### [What to work on]
Gather all lines in the entries that include the word "color".

### [Data shown]
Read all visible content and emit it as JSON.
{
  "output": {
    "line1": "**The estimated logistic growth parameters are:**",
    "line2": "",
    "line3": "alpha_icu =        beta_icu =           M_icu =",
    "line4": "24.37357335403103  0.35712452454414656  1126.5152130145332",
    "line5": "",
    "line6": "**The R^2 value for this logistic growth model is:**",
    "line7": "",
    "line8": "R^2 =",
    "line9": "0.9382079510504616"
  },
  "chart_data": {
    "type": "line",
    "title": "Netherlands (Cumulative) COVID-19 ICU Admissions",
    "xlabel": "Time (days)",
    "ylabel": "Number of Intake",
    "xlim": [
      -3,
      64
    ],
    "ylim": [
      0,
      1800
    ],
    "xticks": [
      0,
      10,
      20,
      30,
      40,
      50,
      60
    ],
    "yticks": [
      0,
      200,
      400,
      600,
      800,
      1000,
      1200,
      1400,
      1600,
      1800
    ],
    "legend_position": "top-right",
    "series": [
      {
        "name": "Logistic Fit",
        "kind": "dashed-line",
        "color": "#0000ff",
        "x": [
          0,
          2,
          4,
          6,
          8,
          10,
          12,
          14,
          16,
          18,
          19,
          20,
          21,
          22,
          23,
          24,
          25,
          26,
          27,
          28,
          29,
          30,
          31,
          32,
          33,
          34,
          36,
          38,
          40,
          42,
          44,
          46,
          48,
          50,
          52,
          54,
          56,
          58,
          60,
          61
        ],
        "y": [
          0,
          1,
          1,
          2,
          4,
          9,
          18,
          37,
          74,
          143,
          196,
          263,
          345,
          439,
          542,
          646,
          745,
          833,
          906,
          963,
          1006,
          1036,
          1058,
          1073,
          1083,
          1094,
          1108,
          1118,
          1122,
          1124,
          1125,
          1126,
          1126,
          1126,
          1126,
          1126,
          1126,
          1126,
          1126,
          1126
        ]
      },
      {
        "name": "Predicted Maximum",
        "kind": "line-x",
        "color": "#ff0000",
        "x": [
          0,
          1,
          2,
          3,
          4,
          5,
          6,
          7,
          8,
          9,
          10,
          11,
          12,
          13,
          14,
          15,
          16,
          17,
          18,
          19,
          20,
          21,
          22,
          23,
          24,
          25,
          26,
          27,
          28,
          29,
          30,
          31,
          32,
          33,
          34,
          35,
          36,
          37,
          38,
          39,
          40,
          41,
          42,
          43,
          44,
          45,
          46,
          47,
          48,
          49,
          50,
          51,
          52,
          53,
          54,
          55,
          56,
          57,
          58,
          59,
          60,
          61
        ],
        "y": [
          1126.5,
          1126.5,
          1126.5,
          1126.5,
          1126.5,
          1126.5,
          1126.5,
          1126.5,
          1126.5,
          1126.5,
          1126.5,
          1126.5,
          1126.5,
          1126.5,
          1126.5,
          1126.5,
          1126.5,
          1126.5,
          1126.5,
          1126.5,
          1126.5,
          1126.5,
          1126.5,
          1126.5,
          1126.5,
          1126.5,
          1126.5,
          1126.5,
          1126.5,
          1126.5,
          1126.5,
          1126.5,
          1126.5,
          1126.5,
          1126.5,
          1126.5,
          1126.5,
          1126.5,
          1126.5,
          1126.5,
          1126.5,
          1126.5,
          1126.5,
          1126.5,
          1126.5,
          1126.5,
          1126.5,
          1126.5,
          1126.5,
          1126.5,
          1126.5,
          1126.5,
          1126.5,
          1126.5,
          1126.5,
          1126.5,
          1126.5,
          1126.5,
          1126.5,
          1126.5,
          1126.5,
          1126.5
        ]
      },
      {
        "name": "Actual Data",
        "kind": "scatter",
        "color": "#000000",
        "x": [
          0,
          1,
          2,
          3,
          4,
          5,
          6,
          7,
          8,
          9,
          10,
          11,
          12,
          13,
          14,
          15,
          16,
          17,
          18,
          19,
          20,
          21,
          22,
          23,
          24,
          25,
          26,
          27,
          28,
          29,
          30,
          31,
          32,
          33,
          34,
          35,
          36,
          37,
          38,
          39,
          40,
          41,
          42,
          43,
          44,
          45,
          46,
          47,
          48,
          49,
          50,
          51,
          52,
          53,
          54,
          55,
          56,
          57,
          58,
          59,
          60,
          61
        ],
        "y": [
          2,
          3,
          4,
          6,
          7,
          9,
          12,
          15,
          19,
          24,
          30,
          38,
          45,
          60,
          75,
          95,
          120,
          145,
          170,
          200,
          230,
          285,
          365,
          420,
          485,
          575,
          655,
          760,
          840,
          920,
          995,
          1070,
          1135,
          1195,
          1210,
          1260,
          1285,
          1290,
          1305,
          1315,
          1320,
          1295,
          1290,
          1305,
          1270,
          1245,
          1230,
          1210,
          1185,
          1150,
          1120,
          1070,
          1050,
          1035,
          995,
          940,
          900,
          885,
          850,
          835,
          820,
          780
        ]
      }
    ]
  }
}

### [Reply]
        "color": "#0000ff",
        "color": "#ff0000",
        "color": "#000000",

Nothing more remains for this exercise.